═══ Document passage ═══

Will this increase the amount of solar energy transferred in a solar air heater?
C.
I'm looking to build a home-made solar air heater like this model:
http://www.atlanticenergy.ca/projects/WayneLangilleSolarAirCollectors/tabid/72/Default.aspx
My question is regarding the optimal design for the heating chamber.
Often in these solar air heaters the heating chambers are strings of
aluminum cans, or in the case of the air heater above, aluminum
ducting tubes.
However, some hobbyists on the Internet have suggested that if the
surface of heating chamber is instead a sheet of aluminum that is bent
to create waves, we would increase the efficiency of the unit. The
theory is that by introducing peaks and troughs in the sheet, we
increase the surface area of the heating chamber, and ergo more solar
energy will be captured.

═══ Information given ═══

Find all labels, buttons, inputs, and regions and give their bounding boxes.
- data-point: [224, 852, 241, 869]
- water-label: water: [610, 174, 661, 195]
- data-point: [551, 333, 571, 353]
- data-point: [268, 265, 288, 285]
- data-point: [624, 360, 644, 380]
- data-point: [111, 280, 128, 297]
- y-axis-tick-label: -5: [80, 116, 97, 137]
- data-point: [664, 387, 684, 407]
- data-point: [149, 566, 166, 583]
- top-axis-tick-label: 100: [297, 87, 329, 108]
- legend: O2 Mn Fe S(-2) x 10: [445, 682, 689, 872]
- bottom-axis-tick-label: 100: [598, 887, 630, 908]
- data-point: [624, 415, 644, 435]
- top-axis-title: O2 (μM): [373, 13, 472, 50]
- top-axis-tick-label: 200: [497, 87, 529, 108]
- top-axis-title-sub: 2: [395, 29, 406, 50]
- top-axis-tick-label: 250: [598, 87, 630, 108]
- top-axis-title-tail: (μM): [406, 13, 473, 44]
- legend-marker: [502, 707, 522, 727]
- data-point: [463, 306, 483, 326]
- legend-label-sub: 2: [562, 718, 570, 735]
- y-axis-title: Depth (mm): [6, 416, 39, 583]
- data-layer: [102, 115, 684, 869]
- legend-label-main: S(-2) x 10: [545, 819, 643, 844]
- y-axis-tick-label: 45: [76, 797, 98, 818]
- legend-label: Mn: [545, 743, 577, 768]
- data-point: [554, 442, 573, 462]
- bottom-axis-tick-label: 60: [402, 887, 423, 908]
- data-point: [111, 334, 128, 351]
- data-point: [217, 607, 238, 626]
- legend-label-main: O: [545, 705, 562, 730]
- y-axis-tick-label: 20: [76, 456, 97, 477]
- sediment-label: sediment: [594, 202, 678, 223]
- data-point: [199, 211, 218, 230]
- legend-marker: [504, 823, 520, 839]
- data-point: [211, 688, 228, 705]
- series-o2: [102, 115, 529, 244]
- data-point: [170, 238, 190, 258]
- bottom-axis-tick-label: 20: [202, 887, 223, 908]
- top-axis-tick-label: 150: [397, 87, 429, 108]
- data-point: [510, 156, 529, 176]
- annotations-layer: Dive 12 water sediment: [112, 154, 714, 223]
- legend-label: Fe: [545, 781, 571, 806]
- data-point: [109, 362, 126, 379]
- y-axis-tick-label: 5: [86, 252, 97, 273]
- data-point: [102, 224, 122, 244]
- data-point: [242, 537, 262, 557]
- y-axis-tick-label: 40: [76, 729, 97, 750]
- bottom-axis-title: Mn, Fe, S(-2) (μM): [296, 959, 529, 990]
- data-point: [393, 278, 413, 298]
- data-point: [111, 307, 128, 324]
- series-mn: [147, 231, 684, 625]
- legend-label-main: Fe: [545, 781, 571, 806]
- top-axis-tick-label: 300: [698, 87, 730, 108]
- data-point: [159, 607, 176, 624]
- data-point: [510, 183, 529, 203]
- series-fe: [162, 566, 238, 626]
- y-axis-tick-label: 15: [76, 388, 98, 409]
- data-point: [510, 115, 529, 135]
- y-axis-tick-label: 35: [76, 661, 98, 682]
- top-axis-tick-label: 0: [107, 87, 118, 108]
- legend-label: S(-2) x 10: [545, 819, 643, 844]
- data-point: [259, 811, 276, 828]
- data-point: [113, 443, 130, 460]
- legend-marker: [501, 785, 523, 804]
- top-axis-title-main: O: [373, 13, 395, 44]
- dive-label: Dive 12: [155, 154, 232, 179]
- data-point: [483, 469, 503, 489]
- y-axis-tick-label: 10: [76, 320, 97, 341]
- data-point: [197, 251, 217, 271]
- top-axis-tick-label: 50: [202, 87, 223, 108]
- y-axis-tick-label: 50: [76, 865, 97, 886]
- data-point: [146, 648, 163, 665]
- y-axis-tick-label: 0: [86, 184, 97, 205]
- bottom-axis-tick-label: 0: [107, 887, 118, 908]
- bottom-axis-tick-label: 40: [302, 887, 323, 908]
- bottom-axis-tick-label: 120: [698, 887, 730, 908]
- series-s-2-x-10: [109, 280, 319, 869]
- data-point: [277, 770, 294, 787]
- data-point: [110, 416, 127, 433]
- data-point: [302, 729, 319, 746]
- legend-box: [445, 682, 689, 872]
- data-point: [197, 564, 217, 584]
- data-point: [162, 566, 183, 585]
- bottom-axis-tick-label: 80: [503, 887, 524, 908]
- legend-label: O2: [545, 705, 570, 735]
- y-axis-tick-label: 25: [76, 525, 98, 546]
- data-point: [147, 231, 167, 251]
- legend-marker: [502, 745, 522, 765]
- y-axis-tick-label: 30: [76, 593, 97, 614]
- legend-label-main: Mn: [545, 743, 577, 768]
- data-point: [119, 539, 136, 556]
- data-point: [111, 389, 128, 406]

═══

In the post about the solar air heater, what does the linked model use as its heating chamber? The records are material apart from the text on solar air heaters.

Expected answer: Aluminum ducting tubes.